Task to complete =>
Copy out every line of the records below, word for word and unchanged.

Available data =>

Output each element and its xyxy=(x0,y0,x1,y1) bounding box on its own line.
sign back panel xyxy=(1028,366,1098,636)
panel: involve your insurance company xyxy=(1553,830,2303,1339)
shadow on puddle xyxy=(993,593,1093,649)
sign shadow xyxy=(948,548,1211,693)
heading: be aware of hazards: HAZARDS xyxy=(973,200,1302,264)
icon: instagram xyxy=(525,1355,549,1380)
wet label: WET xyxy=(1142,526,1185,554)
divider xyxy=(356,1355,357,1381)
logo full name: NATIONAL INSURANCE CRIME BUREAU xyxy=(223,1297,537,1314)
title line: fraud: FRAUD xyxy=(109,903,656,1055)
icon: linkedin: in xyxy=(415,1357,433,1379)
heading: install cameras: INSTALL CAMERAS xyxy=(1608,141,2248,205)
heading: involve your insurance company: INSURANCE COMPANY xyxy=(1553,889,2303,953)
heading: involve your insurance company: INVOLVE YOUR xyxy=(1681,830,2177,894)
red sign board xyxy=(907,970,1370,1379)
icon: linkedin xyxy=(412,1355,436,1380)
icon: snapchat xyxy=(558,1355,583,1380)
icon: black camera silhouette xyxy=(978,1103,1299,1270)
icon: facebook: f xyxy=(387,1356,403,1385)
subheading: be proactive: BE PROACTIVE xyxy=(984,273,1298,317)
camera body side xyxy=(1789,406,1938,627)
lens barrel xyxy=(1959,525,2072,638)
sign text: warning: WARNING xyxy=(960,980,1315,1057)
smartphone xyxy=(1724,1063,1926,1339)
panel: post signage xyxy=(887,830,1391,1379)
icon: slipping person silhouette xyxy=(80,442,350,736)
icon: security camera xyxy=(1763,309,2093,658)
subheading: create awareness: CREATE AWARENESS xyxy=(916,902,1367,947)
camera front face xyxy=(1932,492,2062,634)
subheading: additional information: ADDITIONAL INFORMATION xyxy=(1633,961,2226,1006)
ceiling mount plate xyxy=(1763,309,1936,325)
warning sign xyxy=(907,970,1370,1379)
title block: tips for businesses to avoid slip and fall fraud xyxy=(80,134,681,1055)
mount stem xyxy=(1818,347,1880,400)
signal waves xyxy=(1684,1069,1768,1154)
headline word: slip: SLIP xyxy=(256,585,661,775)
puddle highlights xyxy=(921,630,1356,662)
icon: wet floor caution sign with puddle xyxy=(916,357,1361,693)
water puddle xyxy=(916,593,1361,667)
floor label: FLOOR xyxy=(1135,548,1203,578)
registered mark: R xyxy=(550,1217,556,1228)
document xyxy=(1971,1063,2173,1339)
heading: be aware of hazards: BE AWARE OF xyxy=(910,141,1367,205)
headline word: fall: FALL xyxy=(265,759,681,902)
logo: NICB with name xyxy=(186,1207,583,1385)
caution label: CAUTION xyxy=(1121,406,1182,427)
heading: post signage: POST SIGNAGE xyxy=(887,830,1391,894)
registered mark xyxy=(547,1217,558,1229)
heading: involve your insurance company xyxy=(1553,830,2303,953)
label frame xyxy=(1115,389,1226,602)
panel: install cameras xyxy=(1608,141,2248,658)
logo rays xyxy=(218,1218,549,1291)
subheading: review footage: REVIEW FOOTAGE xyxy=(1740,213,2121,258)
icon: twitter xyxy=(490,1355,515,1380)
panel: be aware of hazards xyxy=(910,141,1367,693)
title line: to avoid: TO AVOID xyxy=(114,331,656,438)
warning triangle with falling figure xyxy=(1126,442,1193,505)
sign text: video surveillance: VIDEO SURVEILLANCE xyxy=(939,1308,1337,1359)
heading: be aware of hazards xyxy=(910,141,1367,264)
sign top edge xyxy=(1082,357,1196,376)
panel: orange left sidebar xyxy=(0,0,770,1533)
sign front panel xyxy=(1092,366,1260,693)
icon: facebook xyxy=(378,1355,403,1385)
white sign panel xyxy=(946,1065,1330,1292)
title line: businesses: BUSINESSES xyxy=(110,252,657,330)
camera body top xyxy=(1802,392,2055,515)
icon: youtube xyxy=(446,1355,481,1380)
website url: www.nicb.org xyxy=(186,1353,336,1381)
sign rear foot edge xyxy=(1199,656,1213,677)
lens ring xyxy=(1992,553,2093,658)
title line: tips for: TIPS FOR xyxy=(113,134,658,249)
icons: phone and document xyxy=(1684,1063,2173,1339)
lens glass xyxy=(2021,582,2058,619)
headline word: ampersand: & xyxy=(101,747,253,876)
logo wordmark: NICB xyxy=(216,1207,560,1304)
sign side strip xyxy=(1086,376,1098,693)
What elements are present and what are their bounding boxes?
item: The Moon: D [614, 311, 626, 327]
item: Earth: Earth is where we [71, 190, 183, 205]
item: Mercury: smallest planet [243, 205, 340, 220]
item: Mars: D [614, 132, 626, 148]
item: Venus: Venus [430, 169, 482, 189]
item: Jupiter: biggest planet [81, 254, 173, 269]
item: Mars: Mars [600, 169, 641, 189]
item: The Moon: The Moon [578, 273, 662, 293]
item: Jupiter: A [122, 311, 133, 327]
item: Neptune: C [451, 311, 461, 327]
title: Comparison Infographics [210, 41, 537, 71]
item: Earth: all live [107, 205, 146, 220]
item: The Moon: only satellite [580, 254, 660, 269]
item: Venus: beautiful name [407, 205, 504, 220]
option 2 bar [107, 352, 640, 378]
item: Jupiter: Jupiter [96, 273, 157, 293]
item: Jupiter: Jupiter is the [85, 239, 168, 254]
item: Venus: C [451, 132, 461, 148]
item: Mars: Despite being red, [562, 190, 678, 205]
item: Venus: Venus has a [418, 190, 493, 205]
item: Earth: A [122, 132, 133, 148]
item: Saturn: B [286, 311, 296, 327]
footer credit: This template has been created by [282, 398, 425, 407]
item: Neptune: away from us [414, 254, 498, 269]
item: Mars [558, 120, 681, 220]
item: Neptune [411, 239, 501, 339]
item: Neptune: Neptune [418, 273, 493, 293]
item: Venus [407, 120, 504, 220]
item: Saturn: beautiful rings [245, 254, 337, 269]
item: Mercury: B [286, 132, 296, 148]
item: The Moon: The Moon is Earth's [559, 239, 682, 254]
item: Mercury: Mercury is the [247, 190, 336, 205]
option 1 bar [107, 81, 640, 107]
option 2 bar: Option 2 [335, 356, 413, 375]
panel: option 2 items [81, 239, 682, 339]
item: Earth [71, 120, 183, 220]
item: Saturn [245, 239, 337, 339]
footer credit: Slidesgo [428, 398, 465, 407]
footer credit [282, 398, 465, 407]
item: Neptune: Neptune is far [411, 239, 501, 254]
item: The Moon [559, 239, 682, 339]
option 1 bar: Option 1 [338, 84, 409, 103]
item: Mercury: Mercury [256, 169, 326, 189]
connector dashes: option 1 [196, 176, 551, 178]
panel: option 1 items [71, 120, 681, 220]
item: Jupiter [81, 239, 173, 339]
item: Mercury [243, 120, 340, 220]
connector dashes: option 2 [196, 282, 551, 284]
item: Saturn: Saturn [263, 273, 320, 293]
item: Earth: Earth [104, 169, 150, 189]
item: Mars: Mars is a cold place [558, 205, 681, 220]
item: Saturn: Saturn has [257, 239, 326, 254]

Final result =>
Output each element and its xyxy=(x0,y0,x1,y1) bounding box on its own line.
sign back panel xyxy=(1028,366,1098,636)
panel: involve your insurance company xyxy=(1553,830,2303,1339)
shadow on puddle xyxy=(993,593,1093,649)
sign shadow xyxy=(948,548,1211,693)
heading: be aware of hazards: HAZARDS xyxy=(973,200,1302,264)
icon: instagram xyxy=(525,1355,549,1380)
wet label: WET xyxy=(1142,526,1185,554)
divider xyxy=(356,1355,357,1381)
logo full name: NATIONAL INSURANCE CRIME BUREAU xyxy=(223,1297,537,1314)
title line: fraud: FRAUD xyxy=(109,903,656,1055)
icon: linkedin: in xyxy=(415,1357,433,1379)
heading: install cameras: INSTALL CAMERAS xyxy=(1608,141,2248,205)
heading: involve your insurance company: INSURANCE COMPANY xyxy=(1553,889,2303,953)
heading: involve your insurance company: INVOLVE YOUR xyxy=(1681,830,2177,894)
red sign board xyxy=(907,970,1370,1379)
icon: linkedin xyxy=(412,1355,436,1380)
icon: snapchat xyxy=(558,1355,583,1380)
icon: black camera silhouette xyxy=(978,1103,1299,1270)
icon: facebook: f xyxy=(387,1356,403,1385)
subheading: be proactive: BE PROACTIVE xyxy=(984,273,1298,317)
camera body side xyxy=(1789,406,1938,627)
lens barrel xyxy=(1959,525,2072,638)
sign text: warning: WARNING xyxy=(960,980,1315,1057)
smartphone xyxy=(1724,1063,1926,1339)
panel: post signage xyxy=(887,830,1391,1379)
icon: slipping person silhouette xyxy=(80,442,350,736)
icon: security camera xyxy=(1763,309,2093,658)
subheading: create awareness: CREATE AWARENESS xyxy=(916,902,1367,947)
camera front face xyxy=(1932,492,2062,634)
subheading: additional information: ADDITIONAL INFORMATION xyxy=(1633,961,2226,1006)
ceiling mount plate xyxy=(1763,309,1936,325)
warning sign xyxy=(907,970,1370,1379)
title block: tips for businesses to avoid slip and fall fraud xyxy=(80,134,681,1055)
mount stem xyxy=(1818,347,1880,400)
signal waves xyxy=(1684,1069,1768,1154)
headline word: slip: SLIP xyxy=(256,585,661,775)
puddle highlights xyxy=(921,630,1356,662)
icon: wet floor caution sign with puddle xyxy=(916,357,1361,693)
water puddle xyxy=(916,593,1361,667)
floor label: FLOOR xyxy=(1135,548,1203,578)
registered mark: R xyxy=(550,1217,556,1228)
document xyxy=(1971,1063,2173,1339)
heading: be aware of hazards: BE AWARE OF xyxy=(910,141,1367,205)
headline word: fall: FALL xyxy=(265,759,681,902)
logo: NICB with name xyxy=(186,1207,583,1385)
caution label: CAUTION xyxy=(1121,406,1182,427)
heading: post signage: POST SIGNAGE xyxy=(887,830,1391,894)
registered mark xyxy=(547,1217,558,1229)
heading: involve your insurance company xyxy=(1553,830,2303,953)
label frame xyxy=(1115,389,1226,602)
panel: install cameras xyxy=(1608,141,2248,658)
logo rays xyxy=(218,1218,549,1291)
subheading: review footage: REVIEW FOOTAGE xyxy=(1740,213,2121,258)
icon: twitter xyxy=(490,1355,515,1380)
panel: be aware of hazards xyxy=(910,141,1367,693)
title line: to avoid: TO AVOID xyxy=(114,331,656,438)
warning triangle with falling figure xyxy=(1126,442,1193,505)
sign text: video surveillance: VIDEO SURVEILLANCE xyxy=(939,1308,1337,1359)
heading: be aware of hazards xyxy=(910,141,1367,264)
sign top edge xyxy=(1082,357,1196,376)
panel: orange left sidebar xyxy=(0,0,770,1533)
sign front panel xyxy=(1092,366,1260,693)
icon: facebook xyxy=(378,1355,403,1385)
white sign panel xyxy=(946,1065,1330,1292)
title line: businesses: BUSINESSES xyxy=(110,252,657,330)
camera body top xyxy=(1802,392,2055,515)
icon: youtube xyxy=(446,1355,481,1380)
website url: www.nicb.org xyxy=(186,1353,336,1381)
sign rear foot edge xyxy=(1199,656,1213,677)
lens ring xyxy=(1992,553,2093,658)
title line: tips for: TIPS FOR xyxy=(113,134,658,249)
icons: phone and document xyxy=(1684,1063,2173,1339)
lens glass xyxy=(2021,582,2058,619)
headline word: ampersand: & xyxy=(101,747,253,876)
logo wordmark: NICB xyxy=(216,1207,560,1304)
sign side strip xyxy=(1086,376,1098,693)
What elements are present and what are their bounding boxes?
item: The Moon: D [614, 311, 626, 327]
item: Earth: Earth is where we [71, 190, 183, 205]
item: Mercury: smallest planet [243, 205, 340, 220]
item: Mars: D [614, 132, 626, 148]
item: Venus: Venus [430, 169, 482, 189]
item: Jupiter: biggest planet [81, 254, 173, 269]
item: Mars: Mars [600, 169, 641, 189]
item: The Moon: The Moon [578, 273, 662, 293]
item: Jupiter: A [122, 311, 133, 327]
item: Neptune: C [451, 311, 461, 327]
title: Comparison Infographics [210, 41, 537, 71]
item: Earth: all live [107, 205, 146, 220]
item: The Moon: only satellite [580, 254, 660, 269]
item: Venus: beautiful name [407, 205, 504, 220]
option 2 bar [107, 352, 640, 378]
item: Jupiter: Jupiter [96, 273, 157, 293]
item: Jupiter: Jupiter is the [85, 239, 168, 254]
item: Venus: C [451, 132, 461, 148]
item: Mars: Despite being red, [562, 190, 678, 205]
item: Venus: Venus has a [418, 190, 493, 205]
item: Earth: A [122, 132, 133, 148]
item: Saturn: B [286, 311, 296, 327]
footer credit: This template has been created by [282, 398, 425, 407]
item: Neptune: away from us [414, 254, 498, 269]
item: Mars [558, 120, 681, 220]
item: Neptune [411, 239, 501, 339]
item: Neptune: Neptune [418, 273, 493, 293]
item: Venus [407, 120, 504, 220]
item: Saturn: beautiful rings [245, 254, 337, 269]
item: Mercury: B [286, 132, 296, 148]
item: The Moon: The Moon is Earth's [559, 239, 682, 254]
item: Mercury: Mercury is the [247, 190, 336, 205]
option 1 bar [107, 81, 640, 107]
option 2 bar: Option 2 [335, 356, 413, 375]
panel: option 2 items [81, 239, 682, 339]
item: Earth [71, 120, 183, 220]
item: Saturn [245, 239, 337, 339]
footer credit: Slidesgo [428, 398, 465, 407]
footer credit [282, 398, 465, 407]
item: Neptune: Neptune is far [411, 239, 501, 254]
item: The Moon [559, 239, 682, 339]
option 1 bar: Option 1 [338, 84, 409, 103]
item: Mercury: Mercury [256, 169, 326, 189]
connector dashes: option 1 [196, 176, 551, 178]
panel: option 1 items [71, 120, 681, 220]
item: Jupiter [81, 239, 173, 339]
item: Mercury [243, 120, 340, 220]
connector dashes: option 2 [196, 282, 551, 284]
item: Saturn: Saturn [263, 273, 320, 293]
item: Earth: Earth [104, 169, 150, 189]
item: Mars: Mars is a cold place [558, 205, 681, 220]
item: Saturn: Saturn has [257, 239, 326, 254]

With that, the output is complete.